## Entries
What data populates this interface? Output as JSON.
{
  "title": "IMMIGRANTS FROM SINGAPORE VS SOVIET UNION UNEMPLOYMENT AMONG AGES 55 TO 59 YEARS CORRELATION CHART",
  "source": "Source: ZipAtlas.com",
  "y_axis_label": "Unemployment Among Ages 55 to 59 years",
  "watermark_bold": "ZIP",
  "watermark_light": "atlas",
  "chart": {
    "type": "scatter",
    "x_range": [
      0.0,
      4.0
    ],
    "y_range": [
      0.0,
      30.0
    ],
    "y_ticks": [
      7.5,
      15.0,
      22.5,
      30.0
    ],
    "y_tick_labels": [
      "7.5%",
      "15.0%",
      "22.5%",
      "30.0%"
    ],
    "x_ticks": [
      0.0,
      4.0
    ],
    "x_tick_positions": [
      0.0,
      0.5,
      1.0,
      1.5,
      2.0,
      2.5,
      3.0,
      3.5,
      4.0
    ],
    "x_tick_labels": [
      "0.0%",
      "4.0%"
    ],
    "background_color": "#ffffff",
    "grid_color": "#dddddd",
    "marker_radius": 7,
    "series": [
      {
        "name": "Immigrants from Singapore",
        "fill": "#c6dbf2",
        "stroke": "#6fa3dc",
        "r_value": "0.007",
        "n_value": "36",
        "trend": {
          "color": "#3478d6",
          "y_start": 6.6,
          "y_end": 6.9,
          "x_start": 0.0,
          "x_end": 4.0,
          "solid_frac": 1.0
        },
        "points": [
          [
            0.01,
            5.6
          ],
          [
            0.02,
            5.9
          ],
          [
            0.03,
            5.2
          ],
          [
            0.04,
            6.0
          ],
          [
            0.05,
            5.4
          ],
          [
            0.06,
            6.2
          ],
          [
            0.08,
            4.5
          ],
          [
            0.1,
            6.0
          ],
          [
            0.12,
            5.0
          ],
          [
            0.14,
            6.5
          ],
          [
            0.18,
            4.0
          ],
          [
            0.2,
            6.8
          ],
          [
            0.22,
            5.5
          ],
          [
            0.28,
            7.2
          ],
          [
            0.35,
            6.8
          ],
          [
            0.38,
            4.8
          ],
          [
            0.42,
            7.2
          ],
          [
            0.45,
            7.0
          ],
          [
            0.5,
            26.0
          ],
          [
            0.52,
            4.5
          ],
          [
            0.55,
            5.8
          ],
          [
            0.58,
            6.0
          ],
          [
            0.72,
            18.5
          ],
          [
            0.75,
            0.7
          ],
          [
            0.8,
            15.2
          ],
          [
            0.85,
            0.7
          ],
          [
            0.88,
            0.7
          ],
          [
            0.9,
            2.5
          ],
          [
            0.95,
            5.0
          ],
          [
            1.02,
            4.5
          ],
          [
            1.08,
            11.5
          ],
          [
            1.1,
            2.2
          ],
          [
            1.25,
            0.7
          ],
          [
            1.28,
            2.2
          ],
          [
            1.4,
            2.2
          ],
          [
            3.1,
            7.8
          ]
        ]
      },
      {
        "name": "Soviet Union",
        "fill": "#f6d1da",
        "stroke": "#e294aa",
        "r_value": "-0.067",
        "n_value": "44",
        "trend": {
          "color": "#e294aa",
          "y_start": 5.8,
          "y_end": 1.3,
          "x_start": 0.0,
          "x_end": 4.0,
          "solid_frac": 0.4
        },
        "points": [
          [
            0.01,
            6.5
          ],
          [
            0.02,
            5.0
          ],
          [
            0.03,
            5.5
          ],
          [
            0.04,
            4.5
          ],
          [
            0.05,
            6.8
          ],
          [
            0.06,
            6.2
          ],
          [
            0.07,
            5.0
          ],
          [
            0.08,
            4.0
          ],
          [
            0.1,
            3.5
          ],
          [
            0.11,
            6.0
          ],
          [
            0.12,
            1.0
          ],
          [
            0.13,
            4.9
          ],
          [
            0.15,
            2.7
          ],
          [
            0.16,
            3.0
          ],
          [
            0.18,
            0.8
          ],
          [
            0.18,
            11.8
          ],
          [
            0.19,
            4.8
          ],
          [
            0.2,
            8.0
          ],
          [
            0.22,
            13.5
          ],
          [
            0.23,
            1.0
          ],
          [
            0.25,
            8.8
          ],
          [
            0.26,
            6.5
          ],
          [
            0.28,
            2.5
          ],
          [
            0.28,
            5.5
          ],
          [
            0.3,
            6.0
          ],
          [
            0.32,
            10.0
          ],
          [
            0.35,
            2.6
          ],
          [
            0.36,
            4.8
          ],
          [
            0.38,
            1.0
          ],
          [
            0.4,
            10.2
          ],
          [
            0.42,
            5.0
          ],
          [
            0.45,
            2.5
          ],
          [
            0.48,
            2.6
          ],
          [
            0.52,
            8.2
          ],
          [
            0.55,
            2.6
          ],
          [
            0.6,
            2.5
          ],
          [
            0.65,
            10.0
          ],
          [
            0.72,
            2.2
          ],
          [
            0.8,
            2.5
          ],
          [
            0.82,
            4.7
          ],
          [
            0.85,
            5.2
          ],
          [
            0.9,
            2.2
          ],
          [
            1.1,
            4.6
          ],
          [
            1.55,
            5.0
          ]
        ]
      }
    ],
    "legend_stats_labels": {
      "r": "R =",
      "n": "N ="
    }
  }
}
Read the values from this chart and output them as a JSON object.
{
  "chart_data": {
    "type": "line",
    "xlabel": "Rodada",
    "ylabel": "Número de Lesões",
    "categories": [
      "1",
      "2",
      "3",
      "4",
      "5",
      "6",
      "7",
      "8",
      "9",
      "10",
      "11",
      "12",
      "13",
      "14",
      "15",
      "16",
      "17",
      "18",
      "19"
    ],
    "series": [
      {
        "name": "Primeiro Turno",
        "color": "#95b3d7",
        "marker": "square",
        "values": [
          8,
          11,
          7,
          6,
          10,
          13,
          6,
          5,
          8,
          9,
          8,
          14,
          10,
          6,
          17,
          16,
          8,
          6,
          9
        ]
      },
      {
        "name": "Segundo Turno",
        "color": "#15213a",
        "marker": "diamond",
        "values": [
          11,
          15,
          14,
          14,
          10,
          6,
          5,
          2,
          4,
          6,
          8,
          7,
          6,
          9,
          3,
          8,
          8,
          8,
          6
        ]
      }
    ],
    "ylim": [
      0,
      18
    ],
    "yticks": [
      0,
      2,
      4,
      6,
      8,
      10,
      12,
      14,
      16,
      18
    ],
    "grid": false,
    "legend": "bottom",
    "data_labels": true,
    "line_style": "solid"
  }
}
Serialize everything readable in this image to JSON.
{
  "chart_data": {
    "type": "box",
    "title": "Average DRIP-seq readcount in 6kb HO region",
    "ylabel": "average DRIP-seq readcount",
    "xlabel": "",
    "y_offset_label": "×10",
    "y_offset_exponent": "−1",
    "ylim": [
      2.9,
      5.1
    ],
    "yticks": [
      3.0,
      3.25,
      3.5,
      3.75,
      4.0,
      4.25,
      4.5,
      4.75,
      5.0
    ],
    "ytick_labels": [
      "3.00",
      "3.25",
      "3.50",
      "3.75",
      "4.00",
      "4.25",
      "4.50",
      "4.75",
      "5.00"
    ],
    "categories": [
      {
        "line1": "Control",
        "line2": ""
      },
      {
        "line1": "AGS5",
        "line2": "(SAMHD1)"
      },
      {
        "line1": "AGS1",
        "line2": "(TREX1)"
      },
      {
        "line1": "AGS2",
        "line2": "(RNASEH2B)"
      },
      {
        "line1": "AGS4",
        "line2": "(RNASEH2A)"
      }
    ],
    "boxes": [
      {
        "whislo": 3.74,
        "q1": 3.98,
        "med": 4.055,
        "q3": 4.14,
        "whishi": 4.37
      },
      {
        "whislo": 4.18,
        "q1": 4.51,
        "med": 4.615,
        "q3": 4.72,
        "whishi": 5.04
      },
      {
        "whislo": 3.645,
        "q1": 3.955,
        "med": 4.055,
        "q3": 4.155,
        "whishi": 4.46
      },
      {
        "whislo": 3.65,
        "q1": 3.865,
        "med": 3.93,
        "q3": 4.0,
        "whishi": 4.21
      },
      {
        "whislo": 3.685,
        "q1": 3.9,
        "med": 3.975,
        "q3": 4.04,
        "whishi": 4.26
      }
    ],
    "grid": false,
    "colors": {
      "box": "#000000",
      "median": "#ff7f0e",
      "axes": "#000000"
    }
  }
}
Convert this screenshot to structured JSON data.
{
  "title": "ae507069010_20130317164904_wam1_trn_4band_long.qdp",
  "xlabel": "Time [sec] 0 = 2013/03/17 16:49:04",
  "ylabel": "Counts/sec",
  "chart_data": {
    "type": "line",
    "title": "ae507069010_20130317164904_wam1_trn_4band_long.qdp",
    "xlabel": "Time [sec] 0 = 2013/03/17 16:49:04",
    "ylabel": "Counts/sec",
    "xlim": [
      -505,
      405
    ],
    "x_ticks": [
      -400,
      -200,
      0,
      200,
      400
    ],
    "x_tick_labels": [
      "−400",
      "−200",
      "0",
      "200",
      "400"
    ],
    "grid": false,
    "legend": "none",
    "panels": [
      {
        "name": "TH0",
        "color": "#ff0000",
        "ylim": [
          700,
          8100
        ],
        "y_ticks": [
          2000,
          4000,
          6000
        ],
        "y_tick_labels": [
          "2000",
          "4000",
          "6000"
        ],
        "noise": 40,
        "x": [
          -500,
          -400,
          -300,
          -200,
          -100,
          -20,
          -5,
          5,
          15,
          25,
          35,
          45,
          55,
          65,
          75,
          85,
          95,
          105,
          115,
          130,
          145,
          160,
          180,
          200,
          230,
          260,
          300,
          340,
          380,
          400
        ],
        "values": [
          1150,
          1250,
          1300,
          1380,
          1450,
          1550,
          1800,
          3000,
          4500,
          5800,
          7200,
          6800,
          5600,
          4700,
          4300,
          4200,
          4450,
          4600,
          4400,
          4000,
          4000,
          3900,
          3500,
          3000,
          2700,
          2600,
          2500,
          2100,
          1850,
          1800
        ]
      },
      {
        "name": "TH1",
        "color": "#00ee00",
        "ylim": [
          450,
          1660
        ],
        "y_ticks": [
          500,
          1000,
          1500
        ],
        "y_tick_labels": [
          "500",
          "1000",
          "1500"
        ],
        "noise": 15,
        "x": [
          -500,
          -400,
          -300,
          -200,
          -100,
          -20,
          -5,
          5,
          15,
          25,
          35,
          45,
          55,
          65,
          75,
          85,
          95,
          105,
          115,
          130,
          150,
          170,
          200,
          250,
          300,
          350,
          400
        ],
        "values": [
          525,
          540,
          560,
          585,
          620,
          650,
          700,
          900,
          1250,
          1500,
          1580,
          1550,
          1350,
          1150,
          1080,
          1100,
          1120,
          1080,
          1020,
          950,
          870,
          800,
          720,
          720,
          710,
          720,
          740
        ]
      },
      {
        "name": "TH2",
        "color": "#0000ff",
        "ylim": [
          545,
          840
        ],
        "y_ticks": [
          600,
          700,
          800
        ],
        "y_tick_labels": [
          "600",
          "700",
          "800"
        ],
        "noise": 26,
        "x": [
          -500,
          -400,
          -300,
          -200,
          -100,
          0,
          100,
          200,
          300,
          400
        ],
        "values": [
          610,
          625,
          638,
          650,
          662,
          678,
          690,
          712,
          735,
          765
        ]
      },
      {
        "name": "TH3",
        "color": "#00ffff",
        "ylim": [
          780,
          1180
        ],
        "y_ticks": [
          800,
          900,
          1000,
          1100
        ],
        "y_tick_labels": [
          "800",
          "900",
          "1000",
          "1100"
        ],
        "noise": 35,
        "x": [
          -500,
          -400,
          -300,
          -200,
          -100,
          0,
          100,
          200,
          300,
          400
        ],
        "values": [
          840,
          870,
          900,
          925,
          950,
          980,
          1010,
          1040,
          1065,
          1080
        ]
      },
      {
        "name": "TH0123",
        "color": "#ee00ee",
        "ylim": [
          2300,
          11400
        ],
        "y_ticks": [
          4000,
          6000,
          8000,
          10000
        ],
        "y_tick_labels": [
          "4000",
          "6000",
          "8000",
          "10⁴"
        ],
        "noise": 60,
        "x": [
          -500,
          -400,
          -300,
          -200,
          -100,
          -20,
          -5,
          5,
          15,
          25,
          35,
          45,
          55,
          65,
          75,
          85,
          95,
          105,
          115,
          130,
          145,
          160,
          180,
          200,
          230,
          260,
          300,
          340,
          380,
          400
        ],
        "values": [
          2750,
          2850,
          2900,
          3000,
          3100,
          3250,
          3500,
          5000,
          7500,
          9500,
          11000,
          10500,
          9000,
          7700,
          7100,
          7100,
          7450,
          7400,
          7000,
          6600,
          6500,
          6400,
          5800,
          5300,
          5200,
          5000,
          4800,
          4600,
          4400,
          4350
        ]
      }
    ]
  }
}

## Short exercise
The records are above. How many lines in them contain the word "JSON"? Give the number alone.

## Result of this task
4